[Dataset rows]

________________________________________

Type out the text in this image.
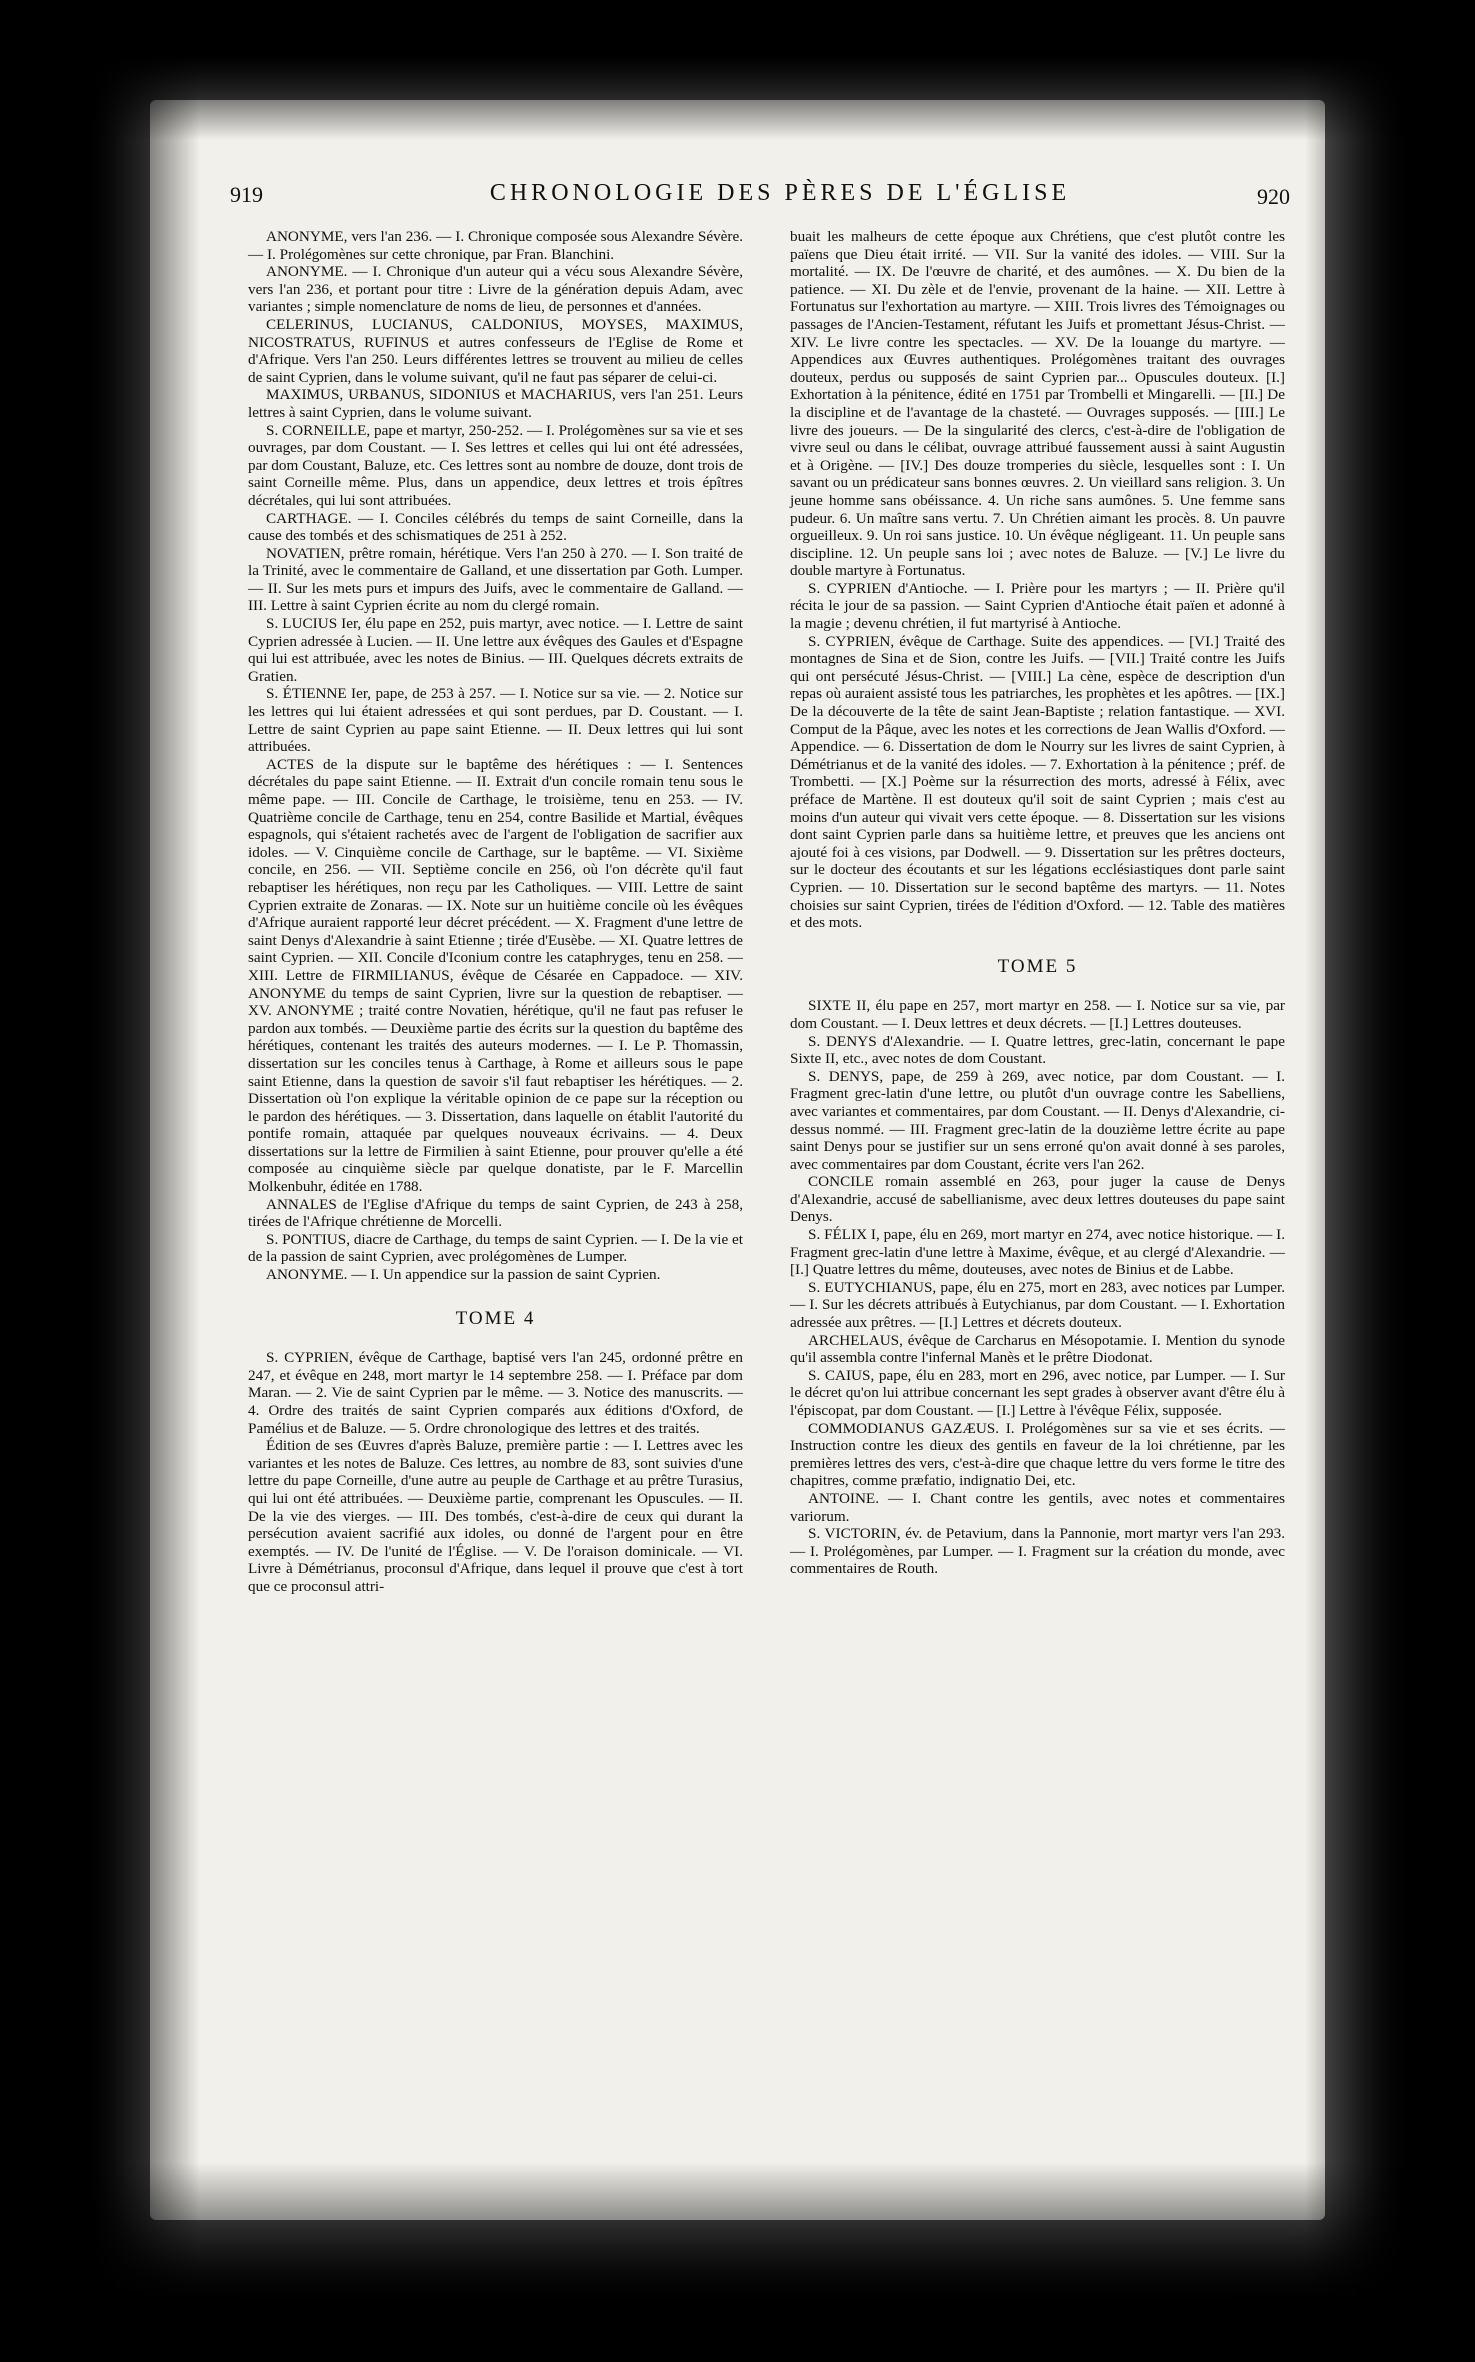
919	CHRONOLOGIE DES PÈRES DE L'ÉGLISE	920

ANONYME, vers l'an 236. — I. Chronique composée sous Alexandre Sévère. — I. Prolégomènes sur cette chronique, par Fran. Blanchini.

ANONYME. — I. Chronique d'un auteur qui a vécu sous Alexandre Sévère, vers l'an 236, et portant pour titre : Livre de la génération depuis Adam, avec variantes ; simple nomenclature de noms de lieu, de personnes et d'années.

CELERINUS, LUCIANUS, CALDONIUS, MOYSES, MAXIMUS, NICOSTRATUS, RUFINUS et autres confesseurs de l'Eglise de Rome et d'Afrique. Vers l'an 250. Leurs différentes lettres se trouvent au milieu de celles de saint Cyprien, dans le volume suivant, qu'il ne faut pas séparer de celui-ci.

MAXIMUS, URBANUS, SIDONIUS et MACHARIUS, vers l'an 251. Leurs lettres à saint Cyprien, dans le volume suivant.

S. CORNEILLE, pape et martyr, 250-252. — I. Prolégomènes sur sa vie et ses ouvrages, par dom Coustant. — I. Ses lettres et celles qui lui ont été adressées, par dom Coustant, Baluze, etc. Ces lettres sont au nombre de douze, dont trois de saint Corneille même. Plus, dans un appendice, deux lettres et trois épîtres décrétales, qui lui sont attribuées.

CARTHAGE. — I. Conciles célébrés du temps de saint Corneille, dans la cause des tombés et des schismatiques de 251 à 252.

NOVATIEN, prêtre romain, hérétique. Vers l'an 250 à 270. — I. Son traité de la Trinité, avec le commentaire de Galland, et une dissertation par Goth. Lumper. — II. Sur les mets purs et impurs des Juifs, avec le commentaire de Galland. — III. Lettre à saint Cyprien écrite au nom du clergé romain.

S. LUCIUS Ier, élu pape en 252, puis martyr, avec notice. — I. Lettre de saint Cyprien adressée à Lucien. — II. Une lettre aux évêques des Gaules et d'Espagne qui lui est attribuée, avec les notes de Binius. — III. Quelques décrets extraits de Gratien.

S. ÉTIENNE Ier, pape, de 253 à 257. — I. Notice sur sa vie. — 2. Notice sur les lettres qui lui étaient adressées et qui sont perdues, par D. Coustant. — I. Lettre de saint Cyprien au pape saint Etienne. — II. Deux lettres qui lui sont attribuées.

ACTES de la dispute sur le baptême des hérétiques : — I. Sentences décrétales du pape saint Etienne. — II. Extrait d'un concile romain tenu sous le même pape. — III. Concile de Carthage, le troisième, tenu en 253. — IV. Quatrième concile de Carthage, tenu en 254, contre Basilide et Martial, évêques espagnols, qui s'étaient rachetés avec de l'argent de l'obligation de sacrifier aux idoles. — V. Cinquième concile de Carthage, sur le baptême. — VI. Sixième concile, en 256. — VII. Septième concile en 256, où l'on décrète qu'il faut rebaptiser les hérétiques, non reçu par les Catholiques. — VIII. Lettre de saint Cyprien extraite de Zonaras. — IX. Note sur un huitième concile où les évêques d'Afrique auraient rapporté leur décret précédent. — X. Fragment d'une lettre de saint Denys d'Alexandrie à saint Etienne ; tirée d'Eusèbe. — XI. Quatre lettres de saint Cyprien. — XII. Concile d'Iconium contre les cataphryges, tenu en 258. — XIII. Lettre de FIRMILIANUS, évêque de Césarée en Cappadoce. — XIV. ANONYME du temps de saint Cyprien, livre sur la question de rebaptiser. — XV. ANONYME ; traité contre Novatien, hérétique, qu'il ne faut pas refuser le pardon aux tombés. — Deuxième partie des écrits sur la question du baptême des hérétiques, contenant les traités des auteurs modernes. — I. Le P. Thomassin, dissertation sur les conciles tenus à Carthage, à Rome et ailleurs sous le pape saint Etienne, dans la question de savoir s'il faut rebaptiser les hérétiques. — 2. Dissertation où l'on explique la véritable opinion de ce pape sur la réception ou le pardon des hérétiques. — 3. Dissertation, dans laquelle on établit l'autorité du pontife romain, attaquée par quelques nouveaux écrivains. — 4. Deux dissertations sur la lettre de Firmilien à saint Etienne, pour prouver qu'elle a été composée au cinquième siècle par quelque donatiste, par le F. Marcellin Molkenbuhr, éditée en 1788.

ANNALES de l'Eglise d'Afrique du temps de saint Cyprien, de 243 à 258, tirées de l'Afrique chrétienne de Morcelli.

S. PONTIUS, diacre de Carthage, du temps de saint Cyprien. — I. De la vie et de la passion de saint Cyprien, avec prolégomènes de Lumper.

ANONYME. — I. Un appendice sur la passion de saint Cyprien.

TOME 4

S. CYPRIEN, évêque de Carthage, baptisé vers l'an 245, ordonné prêtre en 247, et évêque en 248, mort martyr le 14 septembre 258. — I. Préface par dom Maran. — 2. Vie de saint Cyprien par le même. — 3. Notice des manuscrits. — 4. Ordre des traités de saint Cyprien comparés aux éditions d'Oxford, de Pamélius et de Baluze. — 5. Ordre chronologique des lettres et des traités.

Édition de ses Œuvres d'après Baluze, première partie : — I. Lettres avec les variantes et les notes de Baluze. Ces lettres, au nombre de 83, sont suivies d'une lettre du pape Corneille, d'une autre au peuple de Carthage et au prêtre Turasius, qui lui ont été attribuées. — Deuxième partie, comprenant les Opuscules. — II. De la vie des vierges. — III. Des tombés, c'est-à-dire de ceux qui durant la persécution avaient sacrifié aux idoles, ou donné de l'argent pour en être exemptés. — IV. De l'unité de l'Église. — V. De l'oraison dominicale. — VI. Livre à Démétrianus, proconsul d'Afrique, dans lequel il prouve que c'est à tort que ce proconsul attri-

buait les malheurs de cette époque aux Chrétiens, que c'est plutôt contre les païens que Dieu était irrité. — VII. Sur la vanité des idoles. — VIII. Sur la mortalité. — IX. De l'œuvre de charité, et des aumônes. — X. Du bien de la patience. — XI. Du zèle et de l'envie, provenant de la haine. — XII. Lettre à Fortunatus sur l'exhortation au martyre. — XIII. Trois livres des Témoignages ou passages de l'Ancien-Testament, réfutant les Juifs et promettant Jésus-Christ. — XIV. Le livre contre les spectacles. — XV. De la louange du martyre. — Appendices aux Œuvres authentiques. Prolégomènes traitant des ouvrages douteux, perdus ou supposés de saint Cyprien par... Opuscules douteux. [I.] Exhortation à la pénitence, édité en 1751 par Trombelli et Mingarelli. — [II.] De la discipline et de l'avantage de la chasteté. — Ouvrages supposés. — [III.] Le livre des joueurs. — De la singularité des clercs, c'est-à-dire de l'obligation de vivre seul ou dans le célibat, ouvrage attribué faussement aussi à saint Augustin et à Origène. — [IV.] Des douze tromperies du siècle, lesquelles sont : I. Un savant ou un prédicateur sans bonnes œuvres. 2. Un vieillard sans religion. 3. Un jeune homme sans obéissance. 4. Un riche sans aumônes. 5. Une femme sans pudeur. 6. Un maître sans vertu. 7. Un Chrétien aimant les procès. 8. Un pauvre orgueilleux. 9. Un roi sans justice. 10. Un évêque négligeant. 11. Un peuple sans discipline. 12. Un peuple sans loi ; avec notes de Baluze. — [V.] Le livre du double martyre à Fortunatus.

S. CYPRIEN d'Antioche. — I. Prière pour les martyrs ; — II. Prière qu'il récita le jour de sa passion. — Saint Cyprien d'Antioche était païen et adonné à la magie ; devenu chrétien, il fut martyrisé à Antioche.

S. CYPRIEN, évêque de Carthage. Suite des appendices. — [VI.] Traité des montagnes de Sina et de Sion, contre les Juifs. — [VII.] Traité contre les Juifs qui ont persécuté Jésus-Christ. — [VIII.] La cène, espèce de description d'un repas où auraient assisté tous les patriarches, les prophètes et les apôtres. — [IX.] De la découverte de la tête de saint Jean-Baptiste ; relation fantastique. — XVI. Comput de la Pâque, avec les notes et les corrections de Jean Wallis d'Oxford. — Appendice. — 6. Dissertation de dom le Nourry sur les livres de saint Cyprien, à Démétrianus et de la vanité des idoles. — 7. Exhortation à la pénitence ; préf. de Trombetti. — [X.] Poème sur la résurrection des morts, adressé à Félix, avec préface de Martène. Il est douteux qu'il soit de saint Cyprien ; mais c'est au moins d'un auteur qui vivait vers cette époque. — 8. Dissertation sur les visions dont saint Cyprien parle dans sa huitième lettre, et preuves que les anciens ont ajouté foi à ces visions, par Dodwell. — 9. Dissertation sur les prêtres docteurs, sur le docteur des écoutants et sur les légations ecclésiastiques dont parle saint Cyprien. — 10. Dissertation sur le second baptême des martyrs. — 11. Notes choisies sur saint Cyprien, tirées de l'édition d'Oxford. — 12. Table des matières et des mots.

TOME 5

SIXTE II, élu pape en 257, mort martyr en 258. — I. Notice sur sa vie, par dom Coustant. — I. Deux lettres et deux décrets. — [I.] Lettres douteuses.

S. DENYS d'Alexandrie. — I. Quatre lettres, grec-latin, concernant le pape Sixte II, etc., avec notes de dom Coustant.

S. DENYS, pape, de 259 à 269, avec notice, par dom Coustant. — I. Fragment grec-latin d'une lettre, ou plutôt d'un ouvrage contre les Sabelliens, avec variantes et commentaires, par dom Coustant. — II. Denys d'Alexandrie, ci-dessus nommé. — III. Fragment grec-latin de la douzième lettre écrite au pape saint Denys pour se justifier sur un sens erroné qu'on avait donné à ses paroles, avec commentaires par dom Coustant, écrite vers l'an 262.

CONCILE romain assemblé en 263, pour juger la cause de Denys d'Alexandrie, accusé de sabellianisme, avec deux lettres douteuses du pape saint Denys.

S. FÉLIX I, pape, élu en 269, mort martyr en 274, avec notice historique. — I. Fragment grec-latin d'une lettre à Maxime, évêque, et au clergé d'Alexandrie. — [I.] Quatre lettres du même, douteuses, avec notes de Binius et de Labbe.

S. EUTYCHIANUS, pape, élu en 275, mort en 283, avec notices par Lumper. — I. Sur les décrets attribués à Eutychianus, par dom Coustant. — I. Exhortation adressée aux prêtres. — [I.] Lettres et décrets douteux.

ARCHELAUS, évêque de Carcharus en Mésopotamie. I. Mention du synode qu'il assembla contre l'infernal Manès et le prêtre Diodonat.

S. CAIUS, pape, élu en 283, mort en 296, avec notice, par Lumper. — I. Sur le décret qu'on lui attribue concernant les sept grades à observer avant d'être élu à l'épiscopat, par dom Coustant. — [I.] Lettre à l'évêque Félix, supposée.

COMMODIANUS GAZÆUS. I. Prolégomènes sur sa vie et ses écrits. — Instruction contre les dieux des gentils en faveur de la loi chrétienne, par les premières lettres des vers, c'est-à-dire que chaque lettre du vers forme le titre des chapitres, comme præfatio, indignatio Dei, etc.

ANTOINE. — I. Chant contre les gentils, avec notes et commentaires variorum.

S. VICTORIN, év. de Petavium, dans la Pannonie, mort martyr vers l'an 293. — I. Prolégomènes, par Lumper. — I. Fragment sur la création du monde, avec commentaires de Routh.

________________________________________

Instructions for the task: Show every line from the listing above in which the string "douteuses" appears.

Exercise response:
SIXTE II, élu pape en 257, mort martyr en 258. — I. Notice sur sa vie, par dom Coustant. — I. Deux lettres et deux décrets. — [I.] Lettres douteuses.
CONCILE romain assemblé en 263, pour juger la cause de Denys d'Alexandrie, accusé de sabellianisme, avec deux lettres douteuses du pape saint Denys.
S. FÉLIX I, pape, élu en 269, mort martyr en 274, avec notice historique. — I. Fragment grec-latin d'une lettre à Maxime, évêque, et au clergé d'Alexandrie. — [I.] Quatre lettres du même, douteuses, avec notes de Binius et de Labbe.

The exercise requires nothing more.